Copy out each line of the material below with no changes.

──────── Supplied information

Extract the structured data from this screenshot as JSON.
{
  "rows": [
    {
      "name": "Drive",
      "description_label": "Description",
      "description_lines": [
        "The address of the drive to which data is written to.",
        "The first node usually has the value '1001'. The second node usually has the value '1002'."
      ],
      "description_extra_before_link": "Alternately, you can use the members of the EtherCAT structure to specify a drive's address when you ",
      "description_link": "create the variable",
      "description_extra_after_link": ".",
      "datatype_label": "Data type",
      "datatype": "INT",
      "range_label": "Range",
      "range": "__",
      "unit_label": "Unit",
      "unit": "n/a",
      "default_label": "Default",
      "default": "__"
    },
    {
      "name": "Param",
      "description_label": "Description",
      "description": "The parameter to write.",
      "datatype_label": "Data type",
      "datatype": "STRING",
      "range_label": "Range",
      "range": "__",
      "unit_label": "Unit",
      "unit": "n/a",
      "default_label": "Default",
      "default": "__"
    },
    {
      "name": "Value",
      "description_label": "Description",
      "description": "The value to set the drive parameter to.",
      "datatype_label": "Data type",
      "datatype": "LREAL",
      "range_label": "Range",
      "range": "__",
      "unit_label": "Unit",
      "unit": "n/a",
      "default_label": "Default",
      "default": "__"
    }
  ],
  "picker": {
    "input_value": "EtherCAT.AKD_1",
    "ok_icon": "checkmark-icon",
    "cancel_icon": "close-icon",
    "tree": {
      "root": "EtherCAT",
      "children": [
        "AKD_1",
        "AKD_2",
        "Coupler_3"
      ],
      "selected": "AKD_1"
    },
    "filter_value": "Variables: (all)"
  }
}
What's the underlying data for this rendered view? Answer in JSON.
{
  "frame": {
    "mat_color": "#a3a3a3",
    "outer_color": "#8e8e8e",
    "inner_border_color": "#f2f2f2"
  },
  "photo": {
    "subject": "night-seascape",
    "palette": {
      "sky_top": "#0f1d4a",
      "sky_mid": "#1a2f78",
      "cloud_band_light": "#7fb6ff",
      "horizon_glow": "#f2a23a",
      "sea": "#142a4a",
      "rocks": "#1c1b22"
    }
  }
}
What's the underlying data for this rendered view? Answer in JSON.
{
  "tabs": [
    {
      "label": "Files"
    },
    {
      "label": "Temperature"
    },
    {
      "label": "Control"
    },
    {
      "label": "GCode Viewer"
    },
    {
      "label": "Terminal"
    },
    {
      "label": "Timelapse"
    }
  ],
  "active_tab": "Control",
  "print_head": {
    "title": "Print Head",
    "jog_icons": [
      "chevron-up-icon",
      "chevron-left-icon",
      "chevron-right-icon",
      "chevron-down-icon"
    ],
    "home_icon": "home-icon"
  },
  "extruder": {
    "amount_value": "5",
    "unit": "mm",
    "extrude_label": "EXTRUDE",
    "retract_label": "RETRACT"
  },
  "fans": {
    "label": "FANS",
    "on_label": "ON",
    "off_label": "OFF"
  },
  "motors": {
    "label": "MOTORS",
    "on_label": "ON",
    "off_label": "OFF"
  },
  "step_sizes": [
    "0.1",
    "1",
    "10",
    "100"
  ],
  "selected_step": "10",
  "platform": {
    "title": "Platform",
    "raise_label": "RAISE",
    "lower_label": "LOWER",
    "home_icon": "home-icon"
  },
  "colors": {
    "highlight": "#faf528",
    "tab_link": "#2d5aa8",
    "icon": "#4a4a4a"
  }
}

────────────────

▶ Expected output
Extract the structured data from this screenshot as JSON.
{
  "rows": [
    {
      "name": "Drive",
      "description_label": "Description",
      "description_lines": [
        "The address of the drive to which data is written to.",
        "The first node usually has the value '1001'. The second node usually has the value '1002'."
      ],
      "description_extra_before_link": "Alternately, you can use the members of the EtherCAT structure to specify a drive's address when you ",
      "description_link": "create the variable",
      "description_extra_after_link": ".",
      "datatype_label": "Data type",
      "datatype": "INT",
      "range_label": "Range",
      "range": "__",
      "unit_label": "Unit",
      "unit": "n/a",
      "default_label": "Default",
      "default": "__"
    },
    {
      "name": "Param",
      "description_label": "Description",
      "description": "The parameter to write.",
      "datatype_label": "Data type",
      "datatype": "STRING",
      "range_label": "Range",
      "range": "__",
      "unit_label": "Unit",
      "unit": "n/a",
      "default_label": "Default",
      "default": "__"
    },
    {
      "name": "Value",
      "description_label": "Description",
      "description": "The value to set the drive parameter to.",
      "datatype_label": "Data type",
      "datatype": "LREAL",
      "range_label": "Range",
      "range": "__",
      "unit_label": "Unit",
      "unit": "n/a",
      "default_label": "Default",
      "default": "__"
    }
  ],
  "picker": {
    "input_value": "EtherCAT.AKD_1",
    "ok_icon": "checkmark-icon",
    "cancel_icon": "close-icon",
    "tree": {
      "root": "EtherCAT",
      "children": [
        "AKD_1",
        "AKD_2",
        "Coupler_3"
      ],
      "selected": "AKD_1"
    },
    "filter_value": "Variables: (all)"
  }
}
What's the underlying data for this rendered view? Answer in JSON.
{
  "frame": {
    "mat_color": "#a3a3a3",
    "outer_color": "#8e8e8e",
    "inner_border_color": "#f2f2f2"
  },
  "photo": {
    "subject": "night-seascape",
    "palette": {
      "sky_top": "#0f1d4a",
      "sky_mid": "#1a2f78",
      "cloud_band_light": "#7fb6ff",
      "horizon_glow": "#f2a23a",
      "sea": "#142a4a",
      "rocks": "#1c1b22"
    }
  }
}
What's the underlying data for this rendered view? Answer in JSON.
{
  "tabs": [
    {
      "label": "Files"
    },
    {
      "label": "Temperature"
    },
    {
      "label": "Control"
    },
    {
      "label": "GCode Viewer"
    },
    {
      "label": "Terminal"
    },
    {
      "label": "Timelapse"
    }
  ],
  "active_tab": "Control",
  "print_head": {
    "title": "Print Head",
    "jog_icons": [
      "chevron-up-icon",
      "chevron-left-icon",
      "chevron-right-icon",
      "chevron-down-icon"
    ],
    "home_icon": "home-icon"
  },
  "extruder": {
    "amount_value": "5",
    "unit": "mm",
    "extrude_label": "EXTRUDE",
    "retract_label": "RETRACT"
  },
  "fans": {
    "label": "FANS",
    "on_label": "ON",
    "off_label": "OFF"
  },
  "motors": {
    "label": "MOTORS",
    "on_label": "ON",
    "off_label": "OFF"
  },
  "step_sizes": [
    "0.1",
    "1",
    "10",
    "100"
  ],
  "selected_step": "10",
  "platform": {
    "title": "Platform",
    "raise_label": "RAISE",
    "lower_label": "LOWER",
    "home_icon": "home-icon"
  },
  "colors": {
    "highlight": "#faf528",
    "tab_link": "#2d5aa8",
    "icon": "#4a4a4a"
  }
}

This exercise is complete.